# START OF Given data
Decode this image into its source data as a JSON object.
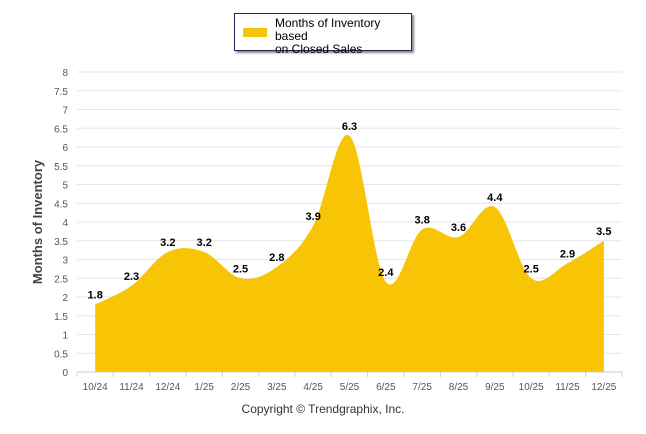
{
  "chart_data": {
    "type": "area",
    "title": "",
    "xlabel": "",
    "ylabel": "Months of Inventory",
    "categories": [
      "10/24",
      "11/24",
      "12/24",
      "1/25",
      "2/25",
      "3/25",
      "4/25",
      "5/25",
      "6/25",
      "7/25",
      "8/25",
      "9/25",
      "10/25",
      "11/25",
      "12/25"
    ],
    "series": [
      {
        "name": "Months of Inventory based on Closed Sales",
        "values": [
          1.8,
          2.3,
          3.2,
          3.2,
          2.5,
          2.8,
          3.9,
          6.3,
          2.4,
          3.8,
          3.6,
          4.4,
          2.5,
          2.9,
          3.5
        ]
      }
    ],
    "ylim": [
      0,
      8
    ],
    "yticks": [
      "0",
      "0.5",
      "1",
      "1.5",
      "2",
      "2.5",
      "3",
      "3.5",
      "4",
      "4.5",
      "5",
      "5.5",
      "6",
      "6.5",
      "7",
      "7.5",
      "8"
    ],
    "grid": true,
    "legend_position": "top-center",
    "color": "#F7C406"
  },
  "legend": {
    "line1": "Months of Inventory based",
    "line2": "on Closed Sales"
  },
  "copyright": "Copyright © Trendgraphix, Inc."
}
# END OF Given data
Task to complete:
Using the listing, copy every line where the word "based" shows up.

Finished task:
        "name": "Months of Inventory based on Closed Sales",
    "line1": "Months of Inventory based",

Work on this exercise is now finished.